=== DIRECTIONS ===
The listing below should be printed exactly, every line of it. Skip the pictures.

Dataset listings of figures:

________________

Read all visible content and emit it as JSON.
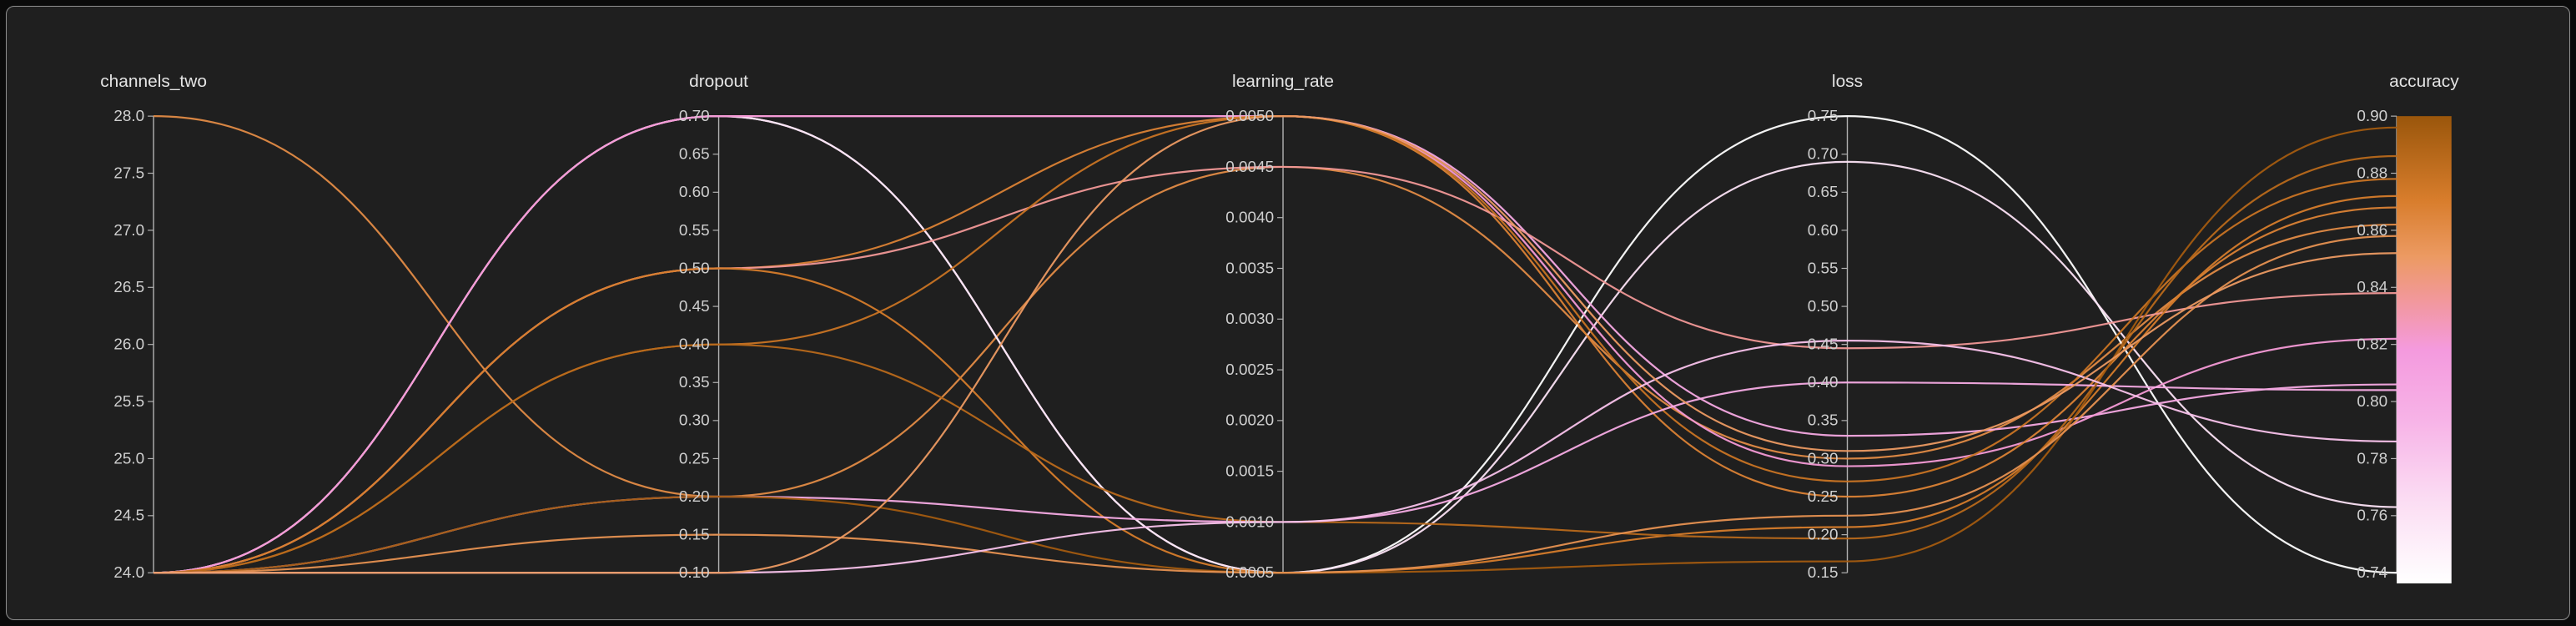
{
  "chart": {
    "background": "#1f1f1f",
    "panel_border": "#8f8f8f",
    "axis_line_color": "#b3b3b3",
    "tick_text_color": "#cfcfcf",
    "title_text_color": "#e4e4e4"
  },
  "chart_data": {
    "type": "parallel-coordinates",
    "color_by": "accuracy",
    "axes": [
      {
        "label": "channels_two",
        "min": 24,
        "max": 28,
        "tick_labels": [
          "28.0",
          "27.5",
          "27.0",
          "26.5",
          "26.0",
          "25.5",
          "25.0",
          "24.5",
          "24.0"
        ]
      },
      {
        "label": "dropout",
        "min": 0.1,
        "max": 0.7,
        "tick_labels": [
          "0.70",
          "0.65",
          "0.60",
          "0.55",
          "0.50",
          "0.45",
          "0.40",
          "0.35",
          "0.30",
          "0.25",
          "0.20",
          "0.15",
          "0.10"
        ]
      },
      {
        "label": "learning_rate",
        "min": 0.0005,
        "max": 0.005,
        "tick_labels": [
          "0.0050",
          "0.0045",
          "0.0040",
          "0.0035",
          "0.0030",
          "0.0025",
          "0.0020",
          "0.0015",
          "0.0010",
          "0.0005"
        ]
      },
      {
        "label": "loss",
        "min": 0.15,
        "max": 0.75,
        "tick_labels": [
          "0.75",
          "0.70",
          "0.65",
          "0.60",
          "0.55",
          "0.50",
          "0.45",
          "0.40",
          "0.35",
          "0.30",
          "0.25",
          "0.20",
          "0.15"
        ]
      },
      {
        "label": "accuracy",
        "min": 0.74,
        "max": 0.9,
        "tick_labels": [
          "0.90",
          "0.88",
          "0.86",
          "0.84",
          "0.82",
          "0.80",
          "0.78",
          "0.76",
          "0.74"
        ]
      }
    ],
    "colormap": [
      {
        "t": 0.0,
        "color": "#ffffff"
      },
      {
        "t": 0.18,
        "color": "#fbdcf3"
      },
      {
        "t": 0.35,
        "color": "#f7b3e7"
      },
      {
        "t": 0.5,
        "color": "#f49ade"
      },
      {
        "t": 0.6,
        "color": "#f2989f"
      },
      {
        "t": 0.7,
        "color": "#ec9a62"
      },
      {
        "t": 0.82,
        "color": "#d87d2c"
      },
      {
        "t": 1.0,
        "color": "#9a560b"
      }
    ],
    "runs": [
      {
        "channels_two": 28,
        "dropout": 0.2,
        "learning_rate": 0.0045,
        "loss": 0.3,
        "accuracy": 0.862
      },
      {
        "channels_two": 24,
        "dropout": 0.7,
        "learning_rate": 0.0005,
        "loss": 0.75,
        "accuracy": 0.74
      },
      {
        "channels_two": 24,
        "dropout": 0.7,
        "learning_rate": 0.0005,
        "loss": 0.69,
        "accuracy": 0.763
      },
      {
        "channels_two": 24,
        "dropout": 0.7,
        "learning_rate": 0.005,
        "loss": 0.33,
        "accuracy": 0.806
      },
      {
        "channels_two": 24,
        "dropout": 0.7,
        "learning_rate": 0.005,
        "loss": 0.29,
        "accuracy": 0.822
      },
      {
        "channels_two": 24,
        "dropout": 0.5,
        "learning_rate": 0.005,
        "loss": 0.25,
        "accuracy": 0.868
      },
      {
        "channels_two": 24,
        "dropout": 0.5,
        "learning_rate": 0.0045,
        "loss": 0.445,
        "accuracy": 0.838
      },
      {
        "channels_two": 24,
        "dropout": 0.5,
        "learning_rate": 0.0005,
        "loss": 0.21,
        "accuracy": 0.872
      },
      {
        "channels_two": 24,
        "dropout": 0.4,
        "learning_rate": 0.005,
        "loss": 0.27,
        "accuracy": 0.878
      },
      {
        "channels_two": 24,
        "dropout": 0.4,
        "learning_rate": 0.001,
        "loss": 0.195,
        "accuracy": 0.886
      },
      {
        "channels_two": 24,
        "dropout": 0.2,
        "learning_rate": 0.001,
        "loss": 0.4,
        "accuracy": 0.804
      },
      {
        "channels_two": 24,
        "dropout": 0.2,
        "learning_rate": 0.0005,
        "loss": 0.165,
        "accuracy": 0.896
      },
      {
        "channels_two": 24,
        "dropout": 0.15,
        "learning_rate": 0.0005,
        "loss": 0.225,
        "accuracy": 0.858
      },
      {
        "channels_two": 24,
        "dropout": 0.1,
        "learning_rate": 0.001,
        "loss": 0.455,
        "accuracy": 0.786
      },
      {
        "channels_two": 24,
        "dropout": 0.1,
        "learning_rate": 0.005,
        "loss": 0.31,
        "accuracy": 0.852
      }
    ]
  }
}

________________

=== RESPONSE BELOW ===
Read all visible content and emit it as JSON.
{
  "chart": {
    "background": "#1f1f1f",
    "panel_border": "#8f8f8f",
    "axis_line_color": "#b3b3b3",
    "tick_text_color": "#cfcfcf",
    "title_text_color": "#e4e4e4"
  },
  "chart_data": {
    "type": "parallel-coordinates",
    "color_by": "accuracy",
    "axes": [
      {
        "label": "channels_two",
        "min": 24,
        "max": 28,
        "tick_labels": [
          "28.0",
          "27.5",
          "27.0",
          "26.5",
          "26.0",
          "25.5",
          "25.0",
          "24.5",
          "24.0"
        ]
      },
      {
        "label": "dropout",
        "min": 0.1,
        "max": 0.7,
        "tick_labels": [
          "0.70",
          "0.65",
          "0.60",
          "0.55",
          "0.50",
          "0.45",
          "0.40",
          "0.35",
          "0.30",
          "0.25",
          "0.20",
          "0.15",
          "0.10"
        ]
      },
      {
        "label": "learning_rate",
        "min": 0.0005,
        "max": 0.005,
        "tick_labels": [
          "0.0050",
          "0.0045",
          "0.0040",
          "0.0035",
          "0.0030",
          "0.0025",
          "0.0020",
          "0.0015",
          "0.0010",
          "0.0005"
        ]
      },
      {
        "label": "loss",
        "min": 0.15,
        "max": 0.75,
        "tick_labels": [
          "0.75",
          "0.70",
          "0.65",
          "0.60",
          "0.55",
          "0.50",
          "0.45",
          "0.40",
          "0.35",
          "0.30",
          "0.25",
          "0.20",
          "0.15"
        ]
      },
      {
        "label": "accuracy",
        "min": 0.74,
        "max": 0.9,
        "tick_labels": [
          "0.90",
          "0.88",
          "0.86",
          "0.84",
          "0.82",
          "0.80",
          "0.78",
          "0.76",
          "0.74"
        ]
      }
    ],
    "colormap": [
      {
        "t": 0.0,
        "color": "#ffffff"
      },
      {
        "t": 0.18,
        "color": "#fbdcf3"
      },
      {
        "t": 0.35,
        "color": "#f7b3e7"
      },
      {
        "t": 0.5,
        "color": "#f49ade"
      },
      {
        "t": 0.6,
        "color": "#f2989f"
      },
      {
        "t": 0.7,
        "color": "#ec9a62"
      },
      {
        "t": 0.82,
        "color": "#d87d2c"
      },
      {
        "t": 1.0,
        "color": "#9a560b"
      }
    ],
    "runs": [
      {
        "channels_two": 28,
        "dropout": 0.2,
        "learning_rate": 0.0045,
        "loss": 0.3,
        "accuracy": 0.862
      },
      {
        "channels_two": 24,
        "dropout": 0.7,
        "learning_rate": 0.0005,
        "loss": 0.75,
        "accuracy": 0.74
      },
      {
        "channels_two": 24,
        "dropout": 0.7,
        "learning_rate": 0.0005,
        "loss": 0.69,
        "accuracy": 0.763
      },
      {
        "channels_two": 24,
        "dropout": 0.7,
        "learning_rate": 0.005,
        "loss": 0.33,
        "accuracy": 0.806
      },
      {
        "channels_two": 24,
        "dropout": 0.7,
        "learning_rate": 0.005,
        "loss": 0.29,
        "accuracy": 0.822
      },
      {
        "channels_two": 24,
        "dropout": 0.5,
        "learning_rate": 0.005,
        "loss": 0.25,
        "accuracy": 0.868
      },
      {
        "channels_two": 24,
        "dropout": 0.5,
        "learning_rate": 0.0045,
        "loss": 0.445,
        "accuracy": 0.838
      },
      {
        "channels_two": 24,
        "dropout": 0.5,
        "learning_rate": 0.0005,
        "loss": 0.21,
        "accuracy": 0.872
      },
      {
        "channels_two": 24,
        "dropout": 0.4,
        "learning_rate": 0.005,
        "loss": 0.27,
        "accuracy": 0.878
      },
      {
        "channels_two": 24,
        "dropout": 0.4,
        "learning_rate": 0.001,
        "loss": 0.195,
        "accuracy": 0.886
      },
      {
        "channels_two": 24,
        "dropout": 0.2,
        "learning_rate": 0.001,
        "loss": 0.4,
        "accuracy": 0.804
      },
      {
        "channels_two": 24,
        "dropout": 0.2,
        "learning_rate": 0.0005,
        "loss": 0.165,
        "accuracy": 0.896
      },
      {
        "channels_two": 24,
        "dropout": 0.15,
        "learning_rate": 0.0005,
        "loss": 0.225,
        "accuracy": 0.858
      },
      {
        "channels_two": 24,
        "dropout": 0.1,
        "learning_rate": 0.001,
        "loss": 0.455,
        "accuracy": 0.786
      },
      {
        "channels_two": 24,
        "dropout": 0.1,
        "learning_rate": 0.005,
        "loss": 0.31,
        "accuracy": 0.852
      }
    ]
  }
}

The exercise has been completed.